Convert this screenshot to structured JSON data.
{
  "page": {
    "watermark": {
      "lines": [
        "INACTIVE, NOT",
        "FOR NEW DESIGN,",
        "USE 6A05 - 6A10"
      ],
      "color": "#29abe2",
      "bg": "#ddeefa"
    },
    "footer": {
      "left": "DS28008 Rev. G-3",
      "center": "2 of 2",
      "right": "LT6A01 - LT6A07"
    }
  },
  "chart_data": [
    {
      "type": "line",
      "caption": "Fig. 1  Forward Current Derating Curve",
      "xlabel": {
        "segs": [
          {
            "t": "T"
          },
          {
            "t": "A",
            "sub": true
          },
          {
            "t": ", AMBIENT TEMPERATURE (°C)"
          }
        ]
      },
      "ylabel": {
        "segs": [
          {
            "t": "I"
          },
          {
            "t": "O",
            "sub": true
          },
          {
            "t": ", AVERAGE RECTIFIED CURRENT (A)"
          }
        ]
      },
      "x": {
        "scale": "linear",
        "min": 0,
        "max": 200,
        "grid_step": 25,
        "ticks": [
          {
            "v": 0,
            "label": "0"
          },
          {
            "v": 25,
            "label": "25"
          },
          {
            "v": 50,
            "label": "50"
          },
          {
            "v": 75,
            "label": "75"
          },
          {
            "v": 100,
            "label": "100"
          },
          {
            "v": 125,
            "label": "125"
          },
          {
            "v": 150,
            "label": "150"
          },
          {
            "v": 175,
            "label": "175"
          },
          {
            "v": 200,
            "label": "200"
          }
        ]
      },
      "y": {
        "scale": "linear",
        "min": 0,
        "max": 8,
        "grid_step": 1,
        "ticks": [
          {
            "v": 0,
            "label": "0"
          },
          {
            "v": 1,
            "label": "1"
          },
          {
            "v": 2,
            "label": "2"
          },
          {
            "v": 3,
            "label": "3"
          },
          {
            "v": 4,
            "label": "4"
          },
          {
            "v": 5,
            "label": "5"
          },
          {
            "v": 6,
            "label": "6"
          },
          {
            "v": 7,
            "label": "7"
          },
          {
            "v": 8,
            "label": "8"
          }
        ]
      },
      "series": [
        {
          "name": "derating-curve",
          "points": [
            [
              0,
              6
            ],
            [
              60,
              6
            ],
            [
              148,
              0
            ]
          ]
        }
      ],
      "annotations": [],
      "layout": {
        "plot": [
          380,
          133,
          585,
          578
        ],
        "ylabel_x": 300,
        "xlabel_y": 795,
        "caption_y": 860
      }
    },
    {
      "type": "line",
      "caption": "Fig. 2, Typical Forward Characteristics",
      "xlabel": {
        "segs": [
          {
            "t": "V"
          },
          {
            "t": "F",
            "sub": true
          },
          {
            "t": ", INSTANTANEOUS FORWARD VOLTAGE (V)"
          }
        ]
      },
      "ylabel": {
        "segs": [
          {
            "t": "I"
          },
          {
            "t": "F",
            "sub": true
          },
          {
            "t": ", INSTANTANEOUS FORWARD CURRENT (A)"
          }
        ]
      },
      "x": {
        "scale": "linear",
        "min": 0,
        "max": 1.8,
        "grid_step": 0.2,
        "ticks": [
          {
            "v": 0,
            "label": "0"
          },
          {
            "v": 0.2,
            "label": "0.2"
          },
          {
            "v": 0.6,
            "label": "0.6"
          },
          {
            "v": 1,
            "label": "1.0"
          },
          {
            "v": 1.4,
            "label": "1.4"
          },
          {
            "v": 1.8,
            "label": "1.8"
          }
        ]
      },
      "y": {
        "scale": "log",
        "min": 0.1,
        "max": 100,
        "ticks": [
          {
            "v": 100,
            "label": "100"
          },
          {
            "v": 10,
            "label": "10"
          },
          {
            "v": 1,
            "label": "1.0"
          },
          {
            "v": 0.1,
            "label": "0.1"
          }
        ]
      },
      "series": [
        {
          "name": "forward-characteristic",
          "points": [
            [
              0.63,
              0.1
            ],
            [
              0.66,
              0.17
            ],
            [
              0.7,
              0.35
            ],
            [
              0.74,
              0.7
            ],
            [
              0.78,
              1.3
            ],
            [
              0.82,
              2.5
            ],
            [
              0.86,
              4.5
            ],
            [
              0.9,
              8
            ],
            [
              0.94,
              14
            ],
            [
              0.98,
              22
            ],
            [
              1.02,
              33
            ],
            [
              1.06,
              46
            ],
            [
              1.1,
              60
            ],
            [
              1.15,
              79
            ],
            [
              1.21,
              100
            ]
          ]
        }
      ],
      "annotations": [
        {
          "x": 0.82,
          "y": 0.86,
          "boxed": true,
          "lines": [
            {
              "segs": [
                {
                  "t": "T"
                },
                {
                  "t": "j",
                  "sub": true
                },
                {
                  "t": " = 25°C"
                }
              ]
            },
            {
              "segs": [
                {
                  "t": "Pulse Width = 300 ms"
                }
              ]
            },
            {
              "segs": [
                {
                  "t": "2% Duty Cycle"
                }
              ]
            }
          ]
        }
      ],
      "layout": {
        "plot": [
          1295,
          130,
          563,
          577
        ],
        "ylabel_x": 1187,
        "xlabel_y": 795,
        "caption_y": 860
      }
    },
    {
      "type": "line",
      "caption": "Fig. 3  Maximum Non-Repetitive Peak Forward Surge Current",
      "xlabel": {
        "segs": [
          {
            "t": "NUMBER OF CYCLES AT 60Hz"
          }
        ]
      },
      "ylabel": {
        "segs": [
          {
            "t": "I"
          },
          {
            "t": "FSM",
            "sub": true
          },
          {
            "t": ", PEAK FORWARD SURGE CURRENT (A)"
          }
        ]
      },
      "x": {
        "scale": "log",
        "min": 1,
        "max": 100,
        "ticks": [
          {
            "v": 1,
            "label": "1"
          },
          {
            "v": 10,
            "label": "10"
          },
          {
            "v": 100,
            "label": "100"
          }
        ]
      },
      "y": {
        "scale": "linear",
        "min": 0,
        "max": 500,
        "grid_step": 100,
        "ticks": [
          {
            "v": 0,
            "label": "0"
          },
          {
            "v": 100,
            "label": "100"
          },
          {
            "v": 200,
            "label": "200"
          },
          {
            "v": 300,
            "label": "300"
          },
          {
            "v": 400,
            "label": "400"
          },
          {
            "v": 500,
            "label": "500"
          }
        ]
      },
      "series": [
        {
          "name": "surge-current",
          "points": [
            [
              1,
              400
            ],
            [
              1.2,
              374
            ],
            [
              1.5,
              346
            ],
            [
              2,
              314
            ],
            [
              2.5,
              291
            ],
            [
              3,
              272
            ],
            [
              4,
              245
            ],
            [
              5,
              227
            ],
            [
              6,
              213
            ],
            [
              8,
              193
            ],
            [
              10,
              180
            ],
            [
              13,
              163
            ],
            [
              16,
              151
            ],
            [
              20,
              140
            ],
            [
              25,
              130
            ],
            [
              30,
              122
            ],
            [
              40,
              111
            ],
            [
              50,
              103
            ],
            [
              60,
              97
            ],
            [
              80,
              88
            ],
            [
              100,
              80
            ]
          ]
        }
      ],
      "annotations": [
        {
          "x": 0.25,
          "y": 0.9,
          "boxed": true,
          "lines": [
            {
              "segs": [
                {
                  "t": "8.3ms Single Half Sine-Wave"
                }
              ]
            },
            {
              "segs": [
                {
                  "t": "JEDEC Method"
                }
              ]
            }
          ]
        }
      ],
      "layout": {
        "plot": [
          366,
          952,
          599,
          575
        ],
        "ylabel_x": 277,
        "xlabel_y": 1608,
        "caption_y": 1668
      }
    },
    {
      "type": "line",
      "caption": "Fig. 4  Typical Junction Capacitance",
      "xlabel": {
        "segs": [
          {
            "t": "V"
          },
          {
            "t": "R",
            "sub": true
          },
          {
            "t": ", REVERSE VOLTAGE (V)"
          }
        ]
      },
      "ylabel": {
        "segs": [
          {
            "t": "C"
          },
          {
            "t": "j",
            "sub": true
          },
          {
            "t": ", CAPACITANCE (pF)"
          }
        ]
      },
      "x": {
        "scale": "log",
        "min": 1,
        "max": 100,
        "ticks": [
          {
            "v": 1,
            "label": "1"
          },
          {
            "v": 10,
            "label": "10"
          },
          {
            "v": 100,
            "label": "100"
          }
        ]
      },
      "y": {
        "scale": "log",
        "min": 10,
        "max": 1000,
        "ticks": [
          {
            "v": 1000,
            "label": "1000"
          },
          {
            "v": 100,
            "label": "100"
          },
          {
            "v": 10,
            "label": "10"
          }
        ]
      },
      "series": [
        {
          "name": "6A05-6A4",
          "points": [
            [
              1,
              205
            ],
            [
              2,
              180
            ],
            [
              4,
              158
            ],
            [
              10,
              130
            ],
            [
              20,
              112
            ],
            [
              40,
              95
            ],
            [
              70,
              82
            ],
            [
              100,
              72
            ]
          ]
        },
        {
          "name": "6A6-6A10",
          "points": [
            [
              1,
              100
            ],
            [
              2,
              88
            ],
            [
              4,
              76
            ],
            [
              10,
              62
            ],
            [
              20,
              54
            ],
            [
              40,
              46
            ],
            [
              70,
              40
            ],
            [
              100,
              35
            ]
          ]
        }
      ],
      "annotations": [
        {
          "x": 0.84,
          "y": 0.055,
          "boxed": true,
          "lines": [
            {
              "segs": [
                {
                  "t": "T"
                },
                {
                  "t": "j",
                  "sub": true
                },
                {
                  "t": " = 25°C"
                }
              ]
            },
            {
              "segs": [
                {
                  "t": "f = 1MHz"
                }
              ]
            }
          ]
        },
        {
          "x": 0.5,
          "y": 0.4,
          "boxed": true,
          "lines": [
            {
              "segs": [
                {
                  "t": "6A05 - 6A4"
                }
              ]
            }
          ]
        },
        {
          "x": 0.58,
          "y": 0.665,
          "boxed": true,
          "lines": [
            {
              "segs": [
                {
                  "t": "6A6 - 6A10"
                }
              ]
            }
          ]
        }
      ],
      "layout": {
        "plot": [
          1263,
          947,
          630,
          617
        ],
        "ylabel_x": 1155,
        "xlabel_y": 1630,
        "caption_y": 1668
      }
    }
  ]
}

▸ WHAT YOU SHOULD DO:
Copy all lines from the material that contain "VOLTAGE".

▸ FULL RESPONSE:
            "t": ", INSTANTANEOUS FORWARD VOLTAGE (V)"
            "t": ", REVERSE VOLTAGE (V)"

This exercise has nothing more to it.